**SOURCE TEXT**
.....

SRTs were more similar across the ITFS conditions of the present experiment than those observed in Experiments 3 and 4 using unprocessed recordings. In the 2-male-talker masker, the average SRT was −35.4 dB (SD = 2.5) in the sex-matched condition and −33.7 (SD = 4.7) in the sex-mismatched condition. In the 2-female-talker masker, the average SRT was −34.1 dB (SD = 3.4) in the sex-matched condition and −36.8 dB (SD = 4.3) in the sex-mismatched condition. A repeated-measures ANOVA on SRT was performed, including the within-subjects factors of Target Sex (male, female) and Masker Sex (male, female). The results of this analysis indicated a significant effect of Target Sex on threshold [F(1,9) = 5.61; p = 0.04; n²_p = 0.56], indicating better performance with female than male target words. The main effect of Masker Sex [F(1,9) = 0.85; p = 0.38; n²_p = 0.13] and the interaction between Target Sex and Masker Sex [F(1,9) = 0.42; p = 0.53; n²_p = 0.09] were not significant.

Comparing results of the present experiment with adult data from Experiments 3 and 4, SRTs were substantially lower for all conditions when ITFS processing was applied compared with the corresponding conditions in Experiments 3 and 4 using unprocessed stimuli (>10 dB). In combination with the lack of a significant masker effect when ITFS processing was applied, the results of Experiment 5 are consistent with the a priori hypothesis that that better performance for adults tested in the unprocessed 2-female-talker masker (Experiment 4) relative to adults tested in the unprocessed 2-male-talker masker (Experiment 3) reflects differences in informational masking, consistent with previous data reported in the literature (e.g., Freyman et al. 2007; Calandruccio et al. 2010).

It is puzzling that school-age children did not likewise show better performance in the sex-matched 2-female-talker masker (Experiment 4) than in the sex-matched 2-male-talker masker (Experiment 3). Future studies are needed to determine the stimulus and listener factors responsible for school-age children’s increased susceptibility to speech-in-speech masking relative to adults. One speculative explanation for the present pattern of results is that, while school-age children benefit from the acoustic differences between male and female talkers (e.g., relatively large differences in voice F0 and/or vocal tract length), they may have more difficulty taking advantage of more subtle acoustic differences in speech produced by different talkers of the same sex that are beneficial to experienced adult listeners. These more subtle differences may include variations in prosodic cues such as F0 contours (e.g., Binns and Culling 2007) or linguistic factors such as semantic context (e.g., Brouwer et al. 2012). It is also interesting to note that, while the average F0 of the target speech produced by the male talker (144 Hz) was higher than the average F0s of both male talkers who produced the masker speech (102 and 109 Hz) in Experiment 3, the average F0 of the target speech produced by the female talker (231 Hz) fell between the average F0s of the female talkers who produced the masker speech (227 and 243 Hz) in Experiment 4. Mackersie et al. (2011) showed asymmetric effects of F0 separation for adult listeners. When the target F0 was uncertain from one trial to the next, benefit was derived only when the target F0 was higher than the masker F0. In the absence of uncertainty, benefit of F0 separation was observed whether the target F0 was above or below the masker F0. This result suggests that the more natural listening strategy may be to attend to the voice with the higher F0. If children are less adept than adults at diverging from that natural strategy, then children may be more likely to attend to the voice with the highest F0 in the absence of large F0 differences. If that is the case, their performance should be particularly poor in the matched condition of Experiment 4, where the mean target F0 was intermediate between the two masker talker’s F0s.

.....

**STORED RECORDS**
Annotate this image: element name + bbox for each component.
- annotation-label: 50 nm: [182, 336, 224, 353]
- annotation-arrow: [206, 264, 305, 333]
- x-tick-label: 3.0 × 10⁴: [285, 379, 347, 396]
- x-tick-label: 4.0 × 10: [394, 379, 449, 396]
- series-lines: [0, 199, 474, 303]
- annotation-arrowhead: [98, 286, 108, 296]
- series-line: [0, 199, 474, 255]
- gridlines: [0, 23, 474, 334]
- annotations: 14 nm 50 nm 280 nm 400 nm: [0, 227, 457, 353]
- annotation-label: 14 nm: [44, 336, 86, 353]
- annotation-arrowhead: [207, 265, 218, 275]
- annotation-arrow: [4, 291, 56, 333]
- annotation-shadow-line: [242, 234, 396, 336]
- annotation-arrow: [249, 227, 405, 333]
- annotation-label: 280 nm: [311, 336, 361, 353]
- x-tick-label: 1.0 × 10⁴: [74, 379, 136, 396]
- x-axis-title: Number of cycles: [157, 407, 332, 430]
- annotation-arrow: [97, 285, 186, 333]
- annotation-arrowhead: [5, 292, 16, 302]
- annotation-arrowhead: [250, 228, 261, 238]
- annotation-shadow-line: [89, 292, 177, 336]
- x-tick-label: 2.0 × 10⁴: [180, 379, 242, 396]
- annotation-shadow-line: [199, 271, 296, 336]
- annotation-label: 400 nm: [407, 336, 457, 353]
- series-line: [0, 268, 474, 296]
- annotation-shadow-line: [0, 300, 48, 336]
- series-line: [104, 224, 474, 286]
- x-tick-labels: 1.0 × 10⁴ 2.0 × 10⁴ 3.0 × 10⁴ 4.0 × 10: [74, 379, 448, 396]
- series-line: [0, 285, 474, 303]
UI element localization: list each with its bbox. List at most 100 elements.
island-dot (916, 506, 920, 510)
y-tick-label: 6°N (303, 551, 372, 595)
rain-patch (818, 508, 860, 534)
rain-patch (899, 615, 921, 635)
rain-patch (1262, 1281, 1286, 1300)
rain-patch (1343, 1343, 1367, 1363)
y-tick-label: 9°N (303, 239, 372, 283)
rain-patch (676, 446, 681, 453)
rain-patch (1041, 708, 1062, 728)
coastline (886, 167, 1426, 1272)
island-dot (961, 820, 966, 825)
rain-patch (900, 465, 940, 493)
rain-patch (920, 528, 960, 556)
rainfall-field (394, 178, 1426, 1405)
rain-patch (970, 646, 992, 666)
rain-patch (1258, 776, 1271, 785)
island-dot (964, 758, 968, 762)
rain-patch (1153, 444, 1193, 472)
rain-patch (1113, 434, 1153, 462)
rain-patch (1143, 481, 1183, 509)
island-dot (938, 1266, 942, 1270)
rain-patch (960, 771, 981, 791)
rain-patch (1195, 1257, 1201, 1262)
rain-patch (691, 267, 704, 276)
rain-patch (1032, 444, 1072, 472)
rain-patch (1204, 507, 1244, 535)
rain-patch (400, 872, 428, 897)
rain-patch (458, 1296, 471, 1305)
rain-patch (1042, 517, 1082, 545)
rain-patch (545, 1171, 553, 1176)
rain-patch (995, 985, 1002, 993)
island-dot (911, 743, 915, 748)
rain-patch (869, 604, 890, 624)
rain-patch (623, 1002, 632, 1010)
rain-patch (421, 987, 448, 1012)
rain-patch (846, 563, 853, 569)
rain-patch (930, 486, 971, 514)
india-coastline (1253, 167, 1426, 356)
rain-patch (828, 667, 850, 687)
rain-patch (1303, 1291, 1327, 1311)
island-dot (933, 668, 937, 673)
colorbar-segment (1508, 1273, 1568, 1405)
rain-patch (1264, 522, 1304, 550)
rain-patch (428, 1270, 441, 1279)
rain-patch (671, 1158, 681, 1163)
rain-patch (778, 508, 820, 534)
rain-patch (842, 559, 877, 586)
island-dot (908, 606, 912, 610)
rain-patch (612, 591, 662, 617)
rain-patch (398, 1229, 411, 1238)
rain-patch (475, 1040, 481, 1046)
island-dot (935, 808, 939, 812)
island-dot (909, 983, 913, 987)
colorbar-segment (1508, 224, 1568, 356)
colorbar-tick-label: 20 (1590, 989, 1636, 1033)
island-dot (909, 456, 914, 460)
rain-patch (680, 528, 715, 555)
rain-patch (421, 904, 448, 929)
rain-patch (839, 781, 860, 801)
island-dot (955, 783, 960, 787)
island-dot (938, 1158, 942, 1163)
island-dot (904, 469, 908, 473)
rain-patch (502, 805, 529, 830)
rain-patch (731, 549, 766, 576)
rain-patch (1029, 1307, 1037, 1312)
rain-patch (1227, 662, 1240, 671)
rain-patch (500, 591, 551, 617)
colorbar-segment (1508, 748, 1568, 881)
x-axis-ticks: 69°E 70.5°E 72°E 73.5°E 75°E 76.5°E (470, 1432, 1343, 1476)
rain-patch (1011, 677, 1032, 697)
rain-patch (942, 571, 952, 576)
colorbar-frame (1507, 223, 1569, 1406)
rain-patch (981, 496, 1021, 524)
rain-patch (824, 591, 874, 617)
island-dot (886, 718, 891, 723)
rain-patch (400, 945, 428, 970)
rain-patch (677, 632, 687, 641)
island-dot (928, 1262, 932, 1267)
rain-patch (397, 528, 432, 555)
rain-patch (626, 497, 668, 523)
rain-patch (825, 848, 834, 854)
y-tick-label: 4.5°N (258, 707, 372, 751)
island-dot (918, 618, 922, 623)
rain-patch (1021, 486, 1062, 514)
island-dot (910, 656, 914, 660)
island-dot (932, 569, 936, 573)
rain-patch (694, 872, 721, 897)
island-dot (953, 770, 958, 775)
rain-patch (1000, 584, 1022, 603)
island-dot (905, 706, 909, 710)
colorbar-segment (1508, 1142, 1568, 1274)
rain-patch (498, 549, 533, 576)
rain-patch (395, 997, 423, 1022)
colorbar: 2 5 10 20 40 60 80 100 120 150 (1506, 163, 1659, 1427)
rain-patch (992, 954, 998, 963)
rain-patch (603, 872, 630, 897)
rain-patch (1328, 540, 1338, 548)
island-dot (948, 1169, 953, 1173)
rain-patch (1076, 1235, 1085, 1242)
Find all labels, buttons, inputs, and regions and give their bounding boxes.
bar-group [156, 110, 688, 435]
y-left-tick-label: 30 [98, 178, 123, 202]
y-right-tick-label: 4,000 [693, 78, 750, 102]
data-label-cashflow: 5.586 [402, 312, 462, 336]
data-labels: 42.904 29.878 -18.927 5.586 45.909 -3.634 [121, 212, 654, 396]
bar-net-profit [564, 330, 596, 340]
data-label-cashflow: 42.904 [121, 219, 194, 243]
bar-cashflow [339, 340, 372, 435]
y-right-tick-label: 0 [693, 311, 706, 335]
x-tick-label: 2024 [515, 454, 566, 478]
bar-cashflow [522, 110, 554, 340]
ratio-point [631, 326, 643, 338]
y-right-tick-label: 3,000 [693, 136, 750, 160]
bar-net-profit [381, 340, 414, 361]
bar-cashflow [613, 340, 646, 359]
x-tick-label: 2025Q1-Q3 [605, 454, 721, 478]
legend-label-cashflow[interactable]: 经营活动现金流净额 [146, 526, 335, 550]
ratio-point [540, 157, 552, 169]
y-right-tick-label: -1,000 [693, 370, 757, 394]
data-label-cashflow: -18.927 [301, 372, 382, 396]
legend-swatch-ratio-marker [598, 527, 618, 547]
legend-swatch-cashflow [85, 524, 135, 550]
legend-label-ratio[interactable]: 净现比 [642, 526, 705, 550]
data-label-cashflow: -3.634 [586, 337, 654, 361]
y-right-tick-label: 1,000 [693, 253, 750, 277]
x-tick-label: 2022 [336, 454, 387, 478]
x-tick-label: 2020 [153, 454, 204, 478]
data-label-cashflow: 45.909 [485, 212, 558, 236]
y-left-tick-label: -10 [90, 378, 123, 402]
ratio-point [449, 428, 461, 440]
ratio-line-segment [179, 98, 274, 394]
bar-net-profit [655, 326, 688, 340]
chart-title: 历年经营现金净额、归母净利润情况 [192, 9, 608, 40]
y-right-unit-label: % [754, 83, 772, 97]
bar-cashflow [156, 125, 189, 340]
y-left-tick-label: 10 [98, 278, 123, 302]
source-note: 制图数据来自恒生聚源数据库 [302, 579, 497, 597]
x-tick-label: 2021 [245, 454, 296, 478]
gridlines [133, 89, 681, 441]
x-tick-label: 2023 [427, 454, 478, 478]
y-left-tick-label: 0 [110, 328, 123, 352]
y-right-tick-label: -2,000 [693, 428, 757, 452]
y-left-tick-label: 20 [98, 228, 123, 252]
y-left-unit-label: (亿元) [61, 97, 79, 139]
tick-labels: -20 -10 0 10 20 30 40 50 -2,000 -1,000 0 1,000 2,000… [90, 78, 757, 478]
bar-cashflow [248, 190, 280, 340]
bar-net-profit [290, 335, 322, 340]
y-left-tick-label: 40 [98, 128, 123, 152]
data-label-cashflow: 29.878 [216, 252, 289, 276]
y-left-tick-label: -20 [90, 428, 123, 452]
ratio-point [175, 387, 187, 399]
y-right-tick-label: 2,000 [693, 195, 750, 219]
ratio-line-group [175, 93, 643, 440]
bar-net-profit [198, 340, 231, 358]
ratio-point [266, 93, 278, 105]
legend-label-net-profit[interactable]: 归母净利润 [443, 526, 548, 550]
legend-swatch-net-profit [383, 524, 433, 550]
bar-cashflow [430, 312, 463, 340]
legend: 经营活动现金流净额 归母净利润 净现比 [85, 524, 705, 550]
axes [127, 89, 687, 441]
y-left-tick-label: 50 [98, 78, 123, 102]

.....

**EXERCISE TASKS**
(A) In the speech-masking text, what was the average F0 of the target speech produced by the female talker?
(B) Decide whether each statement agrees with the speech-masking text. Answer yes or no, and quote the deciding words.
(i) In the 2-male-talker masker, the average SRT in the sex-matched condition was −35.4 dB.
(ii) The main effect of Masker Sex on threshold was significant.
(iii) In Experiment 3, the male target talker's average F0 was lower than the average F0s of both male masker talkers.
(C) Carry on the speech-masking text from its final sentence.

**TASK-BY-TASK OUTPUTS**
(A) 231 Hz

(B)
(i) Yes: "In the 2-male-talker masker, the average SRT was −35.4 dB (SD = 2.5) in the sex-matched condition"
(ii) No: "The main effect of Masker Sex [F(1,9) = 0.85; p = 0.38; n²_p = 0.13] and the interaction between Target Sex and Masker Sex [F(1,9) = 0.42; p = 0.53; n²_p = 0.09] were not significant."
(iii) No: "the average F0 of the target speech produced by the male talker (144 Hz) was higher than the average F0s of both male talkers who produced the masker speech (102 and 109 Hz)"

(C)
OVERALL SUMMARY AND CONCLUSIONS

Word detection (Experiments 1 and 2) and recognition (Experiments 3 and 4) thresholds for adults in a two-talker masker were substantially lower for conditions in which the target and masker speech were mismatched in sex than when they were matched. These findings are consistent with previous data reported in the literature (e.g., Festen and Plomp 1990; Brungart 2001; Helfer and Freyman 2008).
Thresholds for infants were similar between sex-matched and sex-mismatched conditions. Consistent with recent data reported by Newman and Morini (2017), the lack of a sex-mismatch benefit for infants in the present study suggests that the ability to utilize target/masker sex mismatch is not established at birth.
School-age children showed a robust sex-mismatch benefit, indicating the ability to take advantage of differences between male and female talkers in the context of speech-in-speech recognition develops between infancy and the school-age years.
The procedures used to test infants (Experiments 1 and 2) differed from those used to test school-age children (Experiments 3 and 4). For infants, detection was measured using an observer-based paradigm and a fixed signal level. For school-age children, word recognition was measured in a forced choice with a fixed masker level. Future work is warranted to evaluate the possible effects of these differences on performance.
Although the magnitude of the sex-mismatch benefit was similar (Experiment 3) or larger (Experiment 4) for school-age children than adults, substantial child-adult differences in speech-in-speech thresholds were observed in both sex-matched and sex-mismatched conditions. In particular, children’s thresholds were similar between the two-male-talker and two-female-talker sex-matched conditions, whereas adults’ thresholds were substantially lower with the two-female-talker than the two-male-talker masker.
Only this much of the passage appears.